## GIVEN EXERCISE
In the following material, identify every line holding the string "this" and return it.

Records contained in a dataset
>> Begin
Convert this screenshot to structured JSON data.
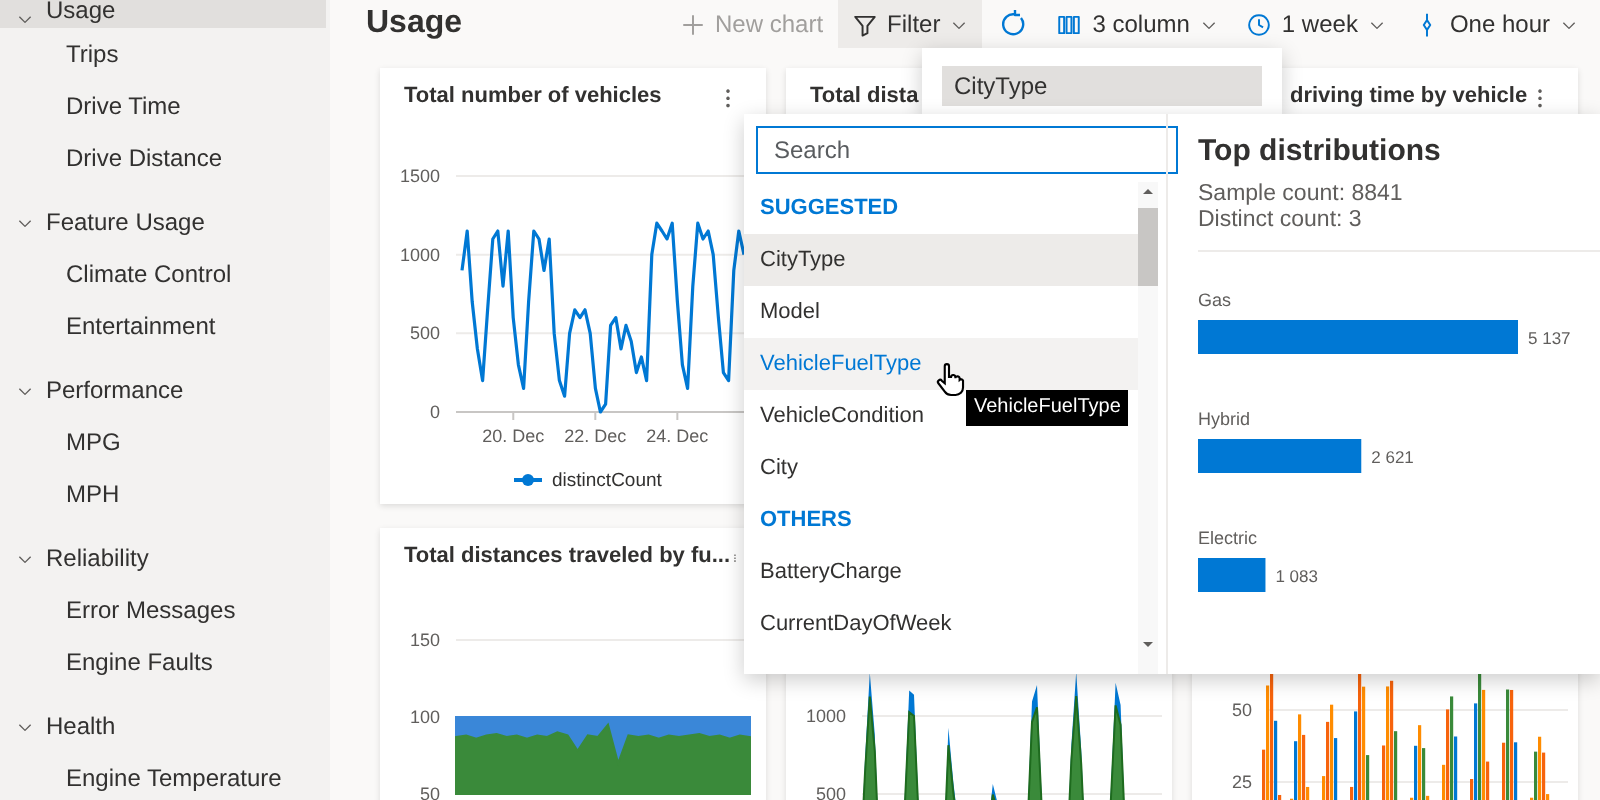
{
  "sidebar": {
    "items": [
      {
        "label": "Usage",
        "expanded": true,
        "selected": true,
        "children": [
          {
            "label": "Trips",
            "selected": false
          },
          {
            "label": "Drive Time",
            "selected": false
          },
          {
            "label": "Drive Distance",
            "selected": false
          }
        ]
      },
      {
        "label": "Feature Usage",
        "expanded": true,
        "selected": false,
        "children": [
          {
            "label": "Climate Control",
            "selected": false
          },
          {
            "label": "Entertainment",
            "selected": false
          }
        ]
      },
      {
        "label": "Performance",
        "expanded": true,
        "selected": false,
        "children": [
          {
            "label": "MPG",
            "selected": false
          },
          {
            "label": "MPH",
            "selected": false
          }
        ]
      },
      {
        "label": "Reliability",
        "expanded": true,
        "selected": false,
        "children": [
          {
            "label": "Error Messages",
            "selected": false
          },
          {
            "label": "Engine Faults",
            "selected": false
          }
        ]
      },
      {
        "label": "Health",
        "expanded": true,
        "selected": false,
        "children": [
          {
            "label": "Engine Temperature",
            "selected": false
          }
        ]
      }
    ]
  },
  "page_title": "Usage",
  "toolbar": [
    {
      "kind": "add",
      "label": "New chart",
      "disabled": true
    },
    {
      "kind": "filter",
      "label": "Filter",
      "disabled": false,
      "expanded": true
    },
    {
      "kind": "refresh",
      "disabled": false
    },
    {
      "kind": "columns",
      "label": "3 column",
      "disabled": false,
      "expanded": false
    },
    {
      "kind": "time",
      "label": "1 week",
      "disabled": false,
      "expanded": false
    },
    {
      "kind": "interval",
      "label": "One hour",
      "disabled": false,
      "expanded": false
    }
  ],
  "cards": [
    {
      "kind": "chart",
      "title": "Total number of vehicles",
      "more_menu": true,
      "chart_data": {
        "type": "line",
        "categories": [
          null,
          null,
          null,
          null,
          null,
          null,
          null,
          null,
          null,
          null,
          "20. Dec",
          null,
          null,
          null,
          null,
          null,
          null,
          null,
          null,
          null,
          null,
          null,
          null,
          null,
          null,
          null,
          "22. Dec",
          null,
          null,
          null,
          null,
          null,
          null,
          null,
          null,
          null,
          null,
          null,
          null,
          null,
          null,
          null,
          "24. Dec",
          null,
          null,
          null,
          null,
          null,
          null,
          null,
          null,
          null,
          null,
          null,
          null,
          null
        ],
        "ylim": [
          0,
          1500
        ],
        "yticks": [
          0,
          500,
          1000,
          1500
        ],
        "series": [
          {
            "name": "distinctCount",
            "color": "#0078d4",
            "values": [
              900,
              1150,
              700,
              400,
              200,
              650,
              1100,
              1150,
              800,
              1150,
              600,
              300,
              150,
              700,
              1150,
              1100,
              900,
              1100,
              500,
              200,
              100,
              500,
              650,
              600,
              650,
              500,
              150,
              0,
              50,
              550,
              600,
              400,
              550,
              450,
              250,
              350,
              200,
              1000,
              1200,
              1150,
              1100,
              1200,
              700,
              300,
              150,
              800,
              1200,
              1100,
              1150,
              1000,
              600,
              250,
              200,
              900,
              1150,
              1000
            ]
          }
        ]
      }
    },
    {
      "kind": "hidden",
      "title": "Total dista",
      "more_menu": false
    },
    {
      "kind": "hidden",
      "title": "driving time by vehicle",
      "more_menu": true
    },
    {
      "kind": "chart",
      "title": "Total distances traveled by fu...",
      "more_menu": true,
      "chart_data": {
        "type": "area",
        "stacked": false,
        "ylim": [
          50,
          150
        ],
        "yticks": [
          50,
          100,
          150
        ],
        "series": [
          {
            "color": "#3a87d8",
            "values": [
              100,
              100,
              100,
              100,
              100,
              100,
              100,
              100,
              100,
              100,
              100,
              100,
              100,
              100,
              100,
              100,
              100,
              100,
              100,
              100,
              100,
              100,
              100,
              100,
              100,
              100,
              100,
              100,
              100,
              100
            ]
          },
          {
            "color": "#3a8a3a",
            "values": [
              87,
              88,
              86,
              88,
              89,
              87,
              88,
              86,
              88,
              87,
              90,
              88,
              78,
              88,
              87,
              95,
              70,
              88,
              87,
              88,
              86,
              88,
              87,
              88,
              89,
              87,
              88,
              86,
              88,
              87
            ]
          }
        ]
      }
    },
    {
      "kind": "area_picture",
      "more_menu": false,
      "axis_labels": [
        "1000",
        "500"
      ]
    },
    {
      "kind": "bars_picture",
      "more_menu": false,
      "axis_labels": [
        "50",
        "25"
      ]
    }
  ],
  "filter_dropdown": {
    "items": [
      {
        "label": "CityType",
        "selected": true
      }
    ]
  },
  "field_picker": {
    "search": {
      "placeholder": "Search"
    },
    "list": [
      {
        "kind": "header",
        "label": "SUGGESTED"
      },
      {
        "kind": "item",
        "label": "CityType",
        "selected": true,
        "hovered": false
      },
      {
        "kind": "item",
        "label": "Model",
        "selected": false,
        "hovered": false
      },
      {
        "kind": "item",
        "label": "VehicleFuelType",
        "selected": false,
        "hovered": true
      },
      {
        "kind": "item",
        "label": "VehicleCondition",
        "selected": false,
        "hovered": false
      },
      {
        "kind": "item",
        "label": "City",
        "selected": false,
        "hovered": false
      },
      {
        "kind": "header",
        "label": "OTHERS"
      },
      {
        "kind": "item",
        "label": "BatteryCharge",
        "selected": false,
        "hovered": false
      },
      {
        "kind": "item",
        "label": "CurrentDayOfWeek",
        "selected": false,
        "hovered": false
      }
    ]
  },
  "distribution": {
    "title": "Top distributions",
    "sample_count": "Sample count: 8841",
    "distinct_count": "Distinct count: 3",
    "chart_data": {
      "type": "bar",
      "orientation": "horizontal",
      "categories": [
        "Gas",
        "Hybrid",
        "Electric"
      ],
      "data_labels": true,
      "series": [
        {
          "color": "#0078d4",
          "values": [
            5137,
            2621,
            1083
          ]
        }
      ]
    }
  },
  "tooltip": "VehicleFuelType"
}
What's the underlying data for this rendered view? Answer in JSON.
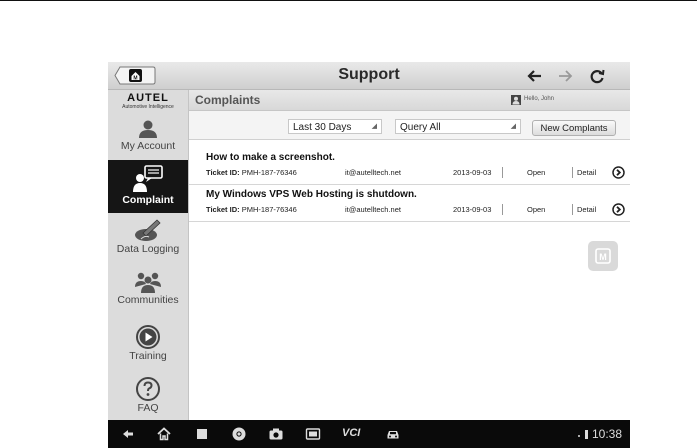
{
  "window": {
    "title": "Support"
  },
  "sidebar": {
    "brand": {
      "name": "AUTEL",
      "tagline": "Automotive Intelligence"
    },
    "items": [
      {
        "label": "My Account",
        "icon": "person-icon",
        "active": false
      },
      {
        "label": "Complaint",
        "icon": "complaint-icon",
        "active": true
      },
      {
        "label": "Data Logging",
        "icon": "data-logging-icon",
        "active": false
      },
      {
        "label": "Communities",
        "icon": "communities-icon",
        "active": false
      },
      {
        "label": "Training",
        "icon": "play-circle-icon",
        "active": false
      },
      {
        "label": "FAQ",
        "icon": "question-circle-icon",
        "active": false
      }
    ]
  },
  "content": {
    "title": "Complaints",
    "user_greeting": "Hello, John",
    "filters": {
      "date_range": "Last 30 Days",
      "query": "Query All",
      "new_button": "New Complants"
    },
    "tickets": [
      {
        "subject": "How to make a screenshot.",
        "id_label": "Ticket ID:",
        "id": "PMH-187-76346",
        "email": "it@autelltech.net",
        "date": "2013-09-03",
        "status": "Open",
        "detail": "Detail"
      },
      {
        "subject": "My Windows VPS Web Hosting is shutdown.",
        "id_label": "Ticket ID:",
        "id": "PMH-187-76346",
        "email": "it@autelltech.net",
        "date": "2013-09-03",
        "status": "Open",
        "detail": "Detail"
      }
    ]
  },
  "floating_badge": {
    "label": "M"
  },
  "navbar": {
    "icons": [
      "back-icon",
      "home-icon",
      "recent-apps-icon",
      "chrome-icon",
      "camera-icon",
      "screen-icon",
      "vci-icon",
      "car-icon"
    ],
    "vci_label": "VCI",
    "time": "10:38"
  },
  "colors": {
    "sidebar_active": "#151515",
    "sidebar_bg": "#dcdcdc",
    "navbar_bg": "#0a0a0a"
  }
}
>> End
## PROBLEM SOLUTION
Convert this screenshot to structured JSON data.
What's the underlying data for this rendered view? Answer in JSON.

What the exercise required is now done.